> **SHORT PROBLEM**
Find the word "from" in the records below. List each line containing it.

-- Start MATERIAL FOR THIS TASK --

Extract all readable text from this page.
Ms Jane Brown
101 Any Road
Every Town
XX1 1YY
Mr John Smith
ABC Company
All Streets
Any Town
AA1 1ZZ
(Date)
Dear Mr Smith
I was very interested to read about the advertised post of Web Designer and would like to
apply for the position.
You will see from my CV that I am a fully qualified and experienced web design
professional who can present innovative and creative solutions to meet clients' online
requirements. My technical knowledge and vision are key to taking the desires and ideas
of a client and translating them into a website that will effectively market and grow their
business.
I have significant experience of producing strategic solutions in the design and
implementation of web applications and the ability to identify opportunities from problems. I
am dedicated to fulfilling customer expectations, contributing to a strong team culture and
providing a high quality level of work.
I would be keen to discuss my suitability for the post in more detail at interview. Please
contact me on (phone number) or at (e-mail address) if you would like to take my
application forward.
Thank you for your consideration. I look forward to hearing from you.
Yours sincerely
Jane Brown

-- End MATERIAL FOR THIS TASK --

> **FINAL RESULT**
Extract all readable text from this page.
You will see from my CV that I am a fully qualified and experienced web design
implementation of web applications and the ability to identify opportunities from problems. I
Thank you for your consideration. I look forward to hearing from you.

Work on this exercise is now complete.